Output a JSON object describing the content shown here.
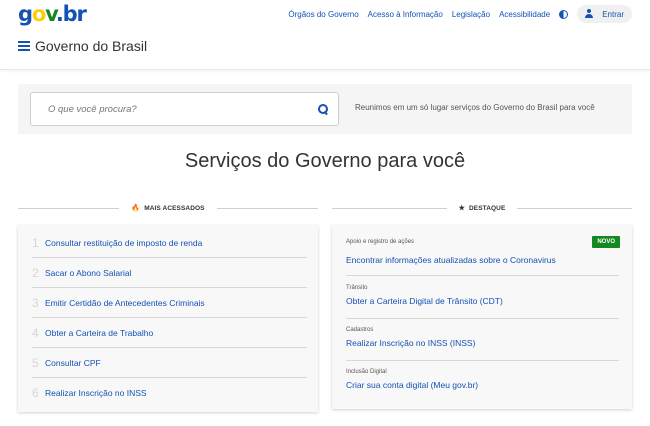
{
  "logo": {
    "g": "g",
    "o": "o",
    "v": "v",
    "dot": ".",
    "b": "b",
    "r": "r"
  },
  "header": {
    "links": [
      "Órgãos do Governo",
      "Acesso à Informação",
      "Legislação",
      "Acessibilidade"
    ],
    "contrast_icon": "contrast-icon",
    "login_label": "Entrar",
    "login_icon": "user-icon",
    "menu_icon": "hamburger-menu-icon",
    "site_title": "Governo do Brasil"
  },
  "search": {
    "placeholder": "O que você procura?",
    "icon": "search-icon",
    "description": "Reunimos em um só lugar serviços do Governo do Brasil para você"
  },
  "main_title": "Serviços do Governo para você",
  "mais_acessados": {
    "title": "MAIS ACESSADOS",
    "icon": "fire-icon",
    "items": [
      {
        "num": "1",
        "label": "Consultar restituição de imposto de renda"
      },
      {
        "num": "2",
        "label": "Sacar o Abono Salarial"
      },
      {
        "num": "3",
        "label": "Emitir Certidão de Antecedentes Criminais"
      },
      {
        "num": "4",
        "label": "Obter a Carteira de Trabalho"
      },
      {
        "num": "5",
        "label": "Consultar CPF"
      },
      {
        "num": "6",
        "label": "Realizar Inscrição no INSS"
      }
    ]
  },
  "destaque": {
    "title": "DESTAQUE",
    "icon": "star-icon",
    "badge": "NOVO",
    "items": [
      {
        "category": "Apoio e registro de ações",
        "label": "Encontrar informações atualizadas sobre o Coronavirus"
      },
      {
        "category": "Trânsito",
        "label": "Obter a Carteira Digital de Trânsito (CDT)"
      },
      {
        "category": "Cadastros",
        "label": "Realizar Inscrição no INSS (INSS)"
      },
      {
        "category": "Inclusão Digital",
        "label": "Criar sua conta digital (Meu gov.br)"
      }
    ]
  },
  "colors": {
    "primary": "#1351b4",
    "green": "#168821",
    "yellow": "#ffcd07"
  }
}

**WHAT TO DO:** Copy each entry exactly as written. Images should not appear in the copy.

**WRITTEN RESPONSE:**
Output a JSON object describing the content shown here.
{
  "logo": {
    "g": "g",
    "o": "o",
    "v": "v",
    "dot": ".",
    "b": "b",
    "r": "r"
  },
  "header": {
    "links": [
      "Órgãos do Governo",
      "Acesso à Informação",
      "Legislação",
      "Acessibilidade"
    ],
    "contrast_icon": "contrast-icon",
    "login_label": "Entrar",
    "login_icon": "user-icon",
    "menu_icon": "hamburger-menu-icon",
    "site_title": "Governo do Brasil"
  },
  "search": {
    "placeholder": "O que você procura?",
    "icon": "search-icon",
    "description": "Reunimos em um só lugar serviços do Governo do Brasil para você"
  },
  "main_title": "Serviços do Governo para você",
  "mais_acessados": {
    "title": "MAIS ACESSADOS",
    "icon": "fire-icon",
    "items": [
      {
        "num": "1",
        "label": "Consultar restituição de imposto de renda"
      },
      {
        "num": "2",
        "label": "Sacar o Abono Salarial"
      },
      {
        "num": "3",
        "label": "Emitir Certidão de Antecedentes Criminais"
      },
      {
        "num": "4",
        "label": "Obter a Carteira de Trabalho"
      },
      {
        "num": "5",
        "label": "Consultar CPF"
      },
      {
        "num": "6",
        "label": "Realizar Inscrição no INSS"
      }
    ]
  },
  "destaque": {
    "title": "DESTAQUE",
    "icon": "star-icon",
    "badge": "NOVO",
    "items": [
      {
        "category": "Apoio e registro de ações",
        "label": "Encontrar informações atualizadas sobre o Coronavirus"
      },
      {
        "category": "Trânsito",
        "label": "Obter a Carteira Digital de Trânsito (CDT)"
      },
      {
        "category": "Cadastros",
        "label": "Realizar Inscrição no INSS (INSS)"
      },
      {
        "category": "Inclusão Digital",
        "label": "Criar sua conta digital (Meu gov.br)"
      }
    ]
  },
  "colors": {
    "primary": "#1351b4",
    "green": "#168821",
    "yellow": "#ffcd07"
  }
}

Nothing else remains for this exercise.